[Data supplied]:

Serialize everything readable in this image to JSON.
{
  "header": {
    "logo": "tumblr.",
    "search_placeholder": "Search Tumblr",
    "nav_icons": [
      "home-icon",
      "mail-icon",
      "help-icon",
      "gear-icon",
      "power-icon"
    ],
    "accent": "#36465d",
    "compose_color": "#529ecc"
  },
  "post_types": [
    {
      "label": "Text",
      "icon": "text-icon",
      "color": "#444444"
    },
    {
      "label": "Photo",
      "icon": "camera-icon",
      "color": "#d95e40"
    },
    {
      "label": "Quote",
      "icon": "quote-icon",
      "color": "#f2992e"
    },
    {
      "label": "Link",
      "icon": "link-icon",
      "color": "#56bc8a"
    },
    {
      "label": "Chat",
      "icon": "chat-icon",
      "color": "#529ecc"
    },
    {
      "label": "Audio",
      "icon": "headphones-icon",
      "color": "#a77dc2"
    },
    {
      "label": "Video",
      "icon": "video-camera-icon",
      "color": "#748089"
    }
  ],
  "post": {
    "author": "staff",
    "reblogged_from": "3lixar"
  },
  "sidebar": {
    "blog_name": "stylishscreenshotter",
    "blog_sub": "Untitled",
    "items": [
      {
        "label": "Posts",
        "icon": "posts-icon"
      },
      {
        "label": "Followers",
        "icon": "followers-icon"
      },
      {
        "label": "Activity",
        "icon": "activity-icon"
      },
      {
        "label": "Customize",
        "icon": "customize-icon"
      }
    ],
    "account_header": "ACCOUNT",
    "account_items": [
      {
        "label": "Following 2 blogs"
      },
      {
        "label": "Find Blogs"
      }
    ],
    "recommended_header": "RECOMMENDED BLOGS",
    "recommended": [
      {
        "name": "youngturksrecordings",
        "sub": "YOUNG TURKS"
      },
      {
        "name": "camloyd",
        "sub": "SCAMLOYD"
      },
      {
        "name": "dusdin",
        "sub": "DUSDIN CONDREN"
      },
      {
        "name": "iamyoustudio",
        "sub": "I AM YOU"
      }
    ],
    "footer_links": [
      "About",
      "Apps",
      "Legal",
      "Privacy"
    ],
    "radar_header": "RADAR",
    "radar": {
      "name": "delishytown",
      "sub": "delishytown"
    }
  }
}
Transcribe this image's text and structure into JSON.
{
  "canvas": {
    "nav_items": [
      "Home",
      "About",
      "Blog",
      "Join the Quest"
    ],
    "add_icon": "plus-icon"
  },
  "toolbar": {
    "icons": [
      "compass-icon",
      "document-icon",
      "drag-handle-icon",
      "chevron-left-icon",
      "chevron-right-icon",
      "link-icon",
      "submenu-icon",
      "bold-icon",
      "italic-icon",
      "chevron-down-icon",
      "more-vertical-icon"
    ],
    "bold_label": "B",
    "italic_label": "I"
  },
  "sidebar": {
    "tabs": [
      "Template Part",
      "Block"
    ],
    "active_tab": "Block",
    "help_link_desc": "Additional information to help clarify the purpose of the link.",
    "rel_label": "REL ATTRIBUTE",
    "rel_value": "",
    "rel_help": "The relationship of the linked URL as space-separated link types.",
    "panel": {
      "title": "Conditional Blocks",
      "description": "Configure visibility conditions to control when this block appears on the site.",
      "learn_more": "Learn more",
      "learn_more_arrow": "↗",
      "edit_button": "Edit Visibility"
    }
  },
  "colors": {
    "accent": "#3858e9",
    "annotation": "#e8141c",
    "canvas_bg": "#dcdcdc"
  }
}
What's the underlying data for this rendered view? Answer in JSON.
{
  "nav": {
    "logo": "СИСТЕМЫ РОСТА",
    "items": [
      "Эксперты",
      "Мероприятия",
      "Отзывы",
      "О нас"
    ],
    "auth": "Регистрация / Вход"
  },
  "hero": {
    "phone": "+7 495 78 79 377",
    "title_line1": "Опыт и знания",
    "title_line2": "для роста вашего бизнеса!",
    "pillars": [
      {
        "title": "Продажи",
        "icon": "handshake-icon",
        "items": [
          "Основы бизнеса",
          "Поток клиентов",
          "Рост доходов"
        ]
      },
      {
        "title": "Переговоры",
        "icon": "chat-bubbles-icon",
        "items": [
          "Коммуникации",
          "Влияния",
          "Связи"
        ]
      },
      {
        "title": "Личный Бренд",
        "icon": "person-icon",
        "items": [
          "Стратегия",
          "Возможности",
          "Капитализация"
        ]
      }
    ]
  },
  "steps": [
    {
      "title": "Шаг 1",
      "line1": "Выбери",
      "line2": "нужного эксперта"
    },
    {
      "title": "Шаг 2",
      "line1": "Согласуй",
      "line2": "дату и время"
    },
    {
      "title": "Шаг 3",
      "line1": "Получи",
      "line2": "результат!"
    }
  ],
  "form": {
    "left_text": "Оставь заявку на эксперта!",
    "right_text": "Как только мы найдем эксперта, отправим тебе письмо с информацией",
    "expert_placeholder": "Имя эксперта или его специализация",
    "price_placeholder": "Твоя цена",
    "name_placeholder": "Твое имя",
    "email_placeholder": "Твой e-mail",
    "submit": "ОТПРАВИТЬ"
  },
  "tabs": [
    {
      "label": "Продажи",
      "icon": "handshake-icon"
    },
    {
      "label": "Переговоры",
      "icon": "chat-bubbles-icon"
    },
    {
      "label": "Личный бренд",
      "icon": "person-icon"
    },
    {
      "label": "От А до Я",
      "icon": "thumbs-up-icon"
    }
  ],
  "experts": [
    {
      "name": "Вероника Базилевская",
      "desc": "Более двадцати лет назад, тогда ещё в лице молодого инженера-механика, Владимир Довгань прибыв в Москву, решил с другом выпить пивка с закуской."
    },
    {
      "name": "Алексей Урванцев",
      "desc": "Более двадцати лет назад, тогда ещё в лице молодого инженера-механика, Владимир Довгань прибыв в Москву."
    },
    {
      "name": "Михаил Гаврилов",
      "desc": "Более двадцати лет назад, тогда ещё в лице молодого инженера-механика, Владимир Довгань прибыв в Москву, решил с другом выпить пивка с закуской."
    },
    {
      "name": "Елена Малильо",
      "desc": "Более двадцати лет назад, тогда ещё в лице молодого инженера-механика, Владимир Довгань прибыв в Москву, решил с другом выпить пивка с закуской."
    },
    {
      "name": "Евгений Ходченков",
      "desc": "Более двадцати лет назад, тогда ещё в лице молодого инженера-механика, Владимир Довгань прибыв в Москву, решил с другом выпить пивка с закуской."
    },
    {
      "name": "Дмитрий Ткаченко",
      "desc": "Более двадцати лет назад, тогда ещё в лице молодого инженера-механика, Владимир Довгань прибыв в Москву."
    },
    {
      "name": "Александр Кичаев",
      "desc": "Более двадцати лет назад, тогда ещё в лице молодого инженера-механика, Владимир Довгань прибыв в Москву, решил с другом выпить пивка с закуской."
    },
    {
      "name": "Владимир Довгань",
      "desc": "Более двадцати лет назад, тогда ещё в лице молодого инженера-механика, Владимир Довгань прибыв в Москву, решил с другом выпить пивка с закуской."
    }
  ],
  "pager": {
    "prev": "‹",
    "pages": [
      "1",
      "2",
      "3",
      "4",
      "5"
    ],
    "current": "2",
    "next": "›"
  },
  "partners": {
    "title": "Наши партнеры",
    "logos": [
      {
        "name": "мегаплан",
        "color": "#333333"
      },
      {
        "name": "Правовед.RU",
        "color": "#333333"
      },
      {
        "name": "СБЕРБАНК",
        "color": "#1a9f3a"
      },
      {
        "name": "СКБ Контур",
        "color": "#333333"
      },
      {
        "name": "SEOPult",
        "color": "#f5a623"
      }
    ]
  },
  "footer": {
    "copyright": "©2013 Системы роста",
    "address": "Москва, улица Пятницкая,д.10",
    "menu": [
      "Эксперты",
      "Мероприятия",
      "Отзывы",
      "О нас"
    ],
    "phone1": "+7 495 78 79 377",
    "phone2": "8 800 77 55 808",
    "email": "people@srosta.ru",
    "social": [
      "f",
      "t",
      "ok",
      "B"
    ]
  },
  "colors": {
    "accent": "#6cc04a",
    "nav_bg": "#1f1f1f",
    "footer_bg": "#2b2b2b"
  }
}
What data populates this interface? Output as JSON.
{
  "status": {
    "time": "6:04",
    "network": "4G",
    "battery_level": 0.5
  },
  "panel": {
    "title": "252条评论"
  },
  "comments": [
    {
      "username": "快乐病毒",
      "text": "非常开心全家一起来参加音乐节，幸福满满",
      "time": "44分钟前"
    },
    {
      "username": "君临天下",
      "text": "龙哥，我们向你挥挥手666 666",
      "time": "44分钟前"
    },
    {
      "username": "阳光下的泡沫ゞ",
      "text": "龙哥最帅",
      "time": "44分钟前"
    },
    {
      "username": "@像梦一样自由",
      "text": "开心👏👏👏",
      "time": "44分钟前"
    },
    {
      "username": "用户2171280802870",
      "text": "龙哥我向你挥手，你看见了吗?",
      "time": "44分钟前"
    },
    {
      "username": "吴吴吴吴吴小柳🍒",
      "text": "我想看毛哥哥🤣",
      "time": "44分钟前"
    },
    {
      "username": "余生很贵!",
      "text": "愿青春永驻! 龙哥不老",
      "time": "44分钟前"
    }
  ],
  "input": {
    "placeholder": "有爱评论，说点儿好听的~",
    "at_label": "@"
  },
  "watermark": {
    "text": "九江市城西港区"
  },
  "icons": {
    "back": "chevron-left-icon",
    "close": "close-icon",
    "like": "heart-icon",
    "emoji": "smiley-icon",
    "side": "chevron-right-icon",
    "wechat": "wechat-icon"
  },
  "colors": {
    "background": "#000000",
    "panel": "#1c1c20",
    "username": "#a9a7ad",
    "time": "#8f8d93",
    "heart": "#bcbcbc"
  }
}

[Short task]:
Look through the data above. Each line containing the word "What" needs to be copied.

[Result of this exercise]:
What's the underlying data for this rendered view? Answer in JSON.
What data populates this interface? Output as JSON.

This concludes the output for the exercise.